==== Texto para leitura
Essa instituição deve ser capaz de fazer com que todos os conflitos entre os habitantes de um dado território lhe sejam trazidos para que tome a decisão suprema e dê a sua análise final.
Mais ainda: deve ser capaz de fazer com que todos os conflitos envolvendo ela própria sejam decididos por ela ou pelos seus funcionários.
Ou seja, o estado é uma organização que detém o monopólio da tomada suprema de decisões para todos os casos de conflito dentro de um território. Essa organização, por definição, tem o poder de proibir todos os outros de agirem como julgador supremo.
Baseando-se nessa definição de estado, é fácil entender por que existe um desejo de controlar um estado: aquele que detenha o monopólio da arbitragem final dentro de um dado território possui o poder de fazer as leis. E aquele que pode legislar, inclusive em causa própria, encontra-se numa posição invejável.
========
> Instrução 1: Liste tudo o que, segundo o texto sobre o estado, essa instituição deve ser capaz de fazer ou tem o poder de fazer.
> Instrução 2:
Responda com base no texto sobre o estado:
(a) Por quem devem ser decididos os conflitos que envolvem a própria instituição?
(b) O que essa organização, por definição, tem o poder de proibir?
(c) Em que posição se encontra aquele que pode legislar, inclusive em causa própria?
Não é preciso consultar o material.
==== Material
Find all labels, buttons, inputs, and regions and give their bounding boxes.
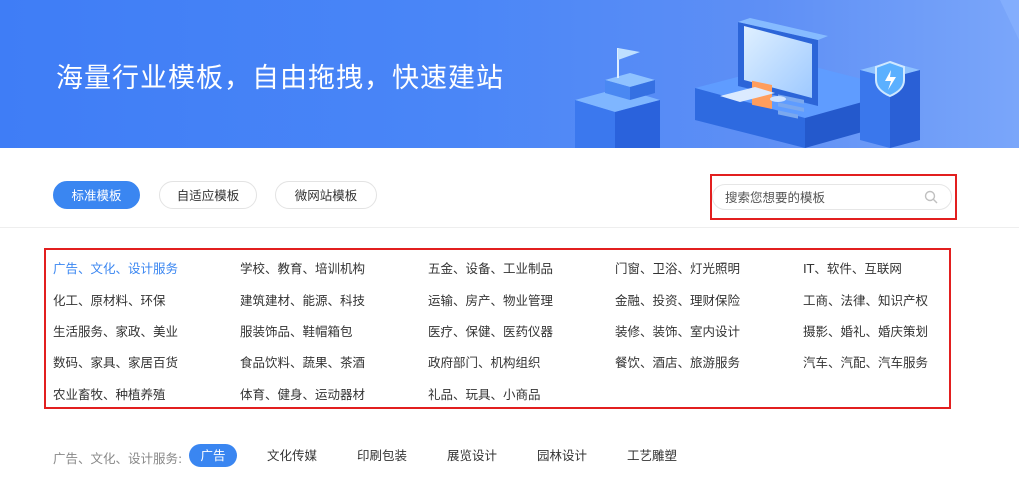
========
> Resposta esperada 1:
- Fazer com que todos os conflitos entre os habitantes de um dado território lhe sejam trazidos para que tome a decisão suprema e dê a sua análise final
- Fazer com que todos os conflitos envolvendo ela própria sejam decididos por ela ou pelos seus funcionários
- Deter o monopólio da tomada suprema de decisões para todos os casos de conflito dentro de um território
- Proibir todos os outros de agirem como julgador supremo
- Fazer as leis, inclusive em causa própria

> Resposta esperada 2:
(a) Por ela ou pelos seus funcionários.
(b) Que todos os outros ajam como julgador supremo.
(c) Numa posição invejável.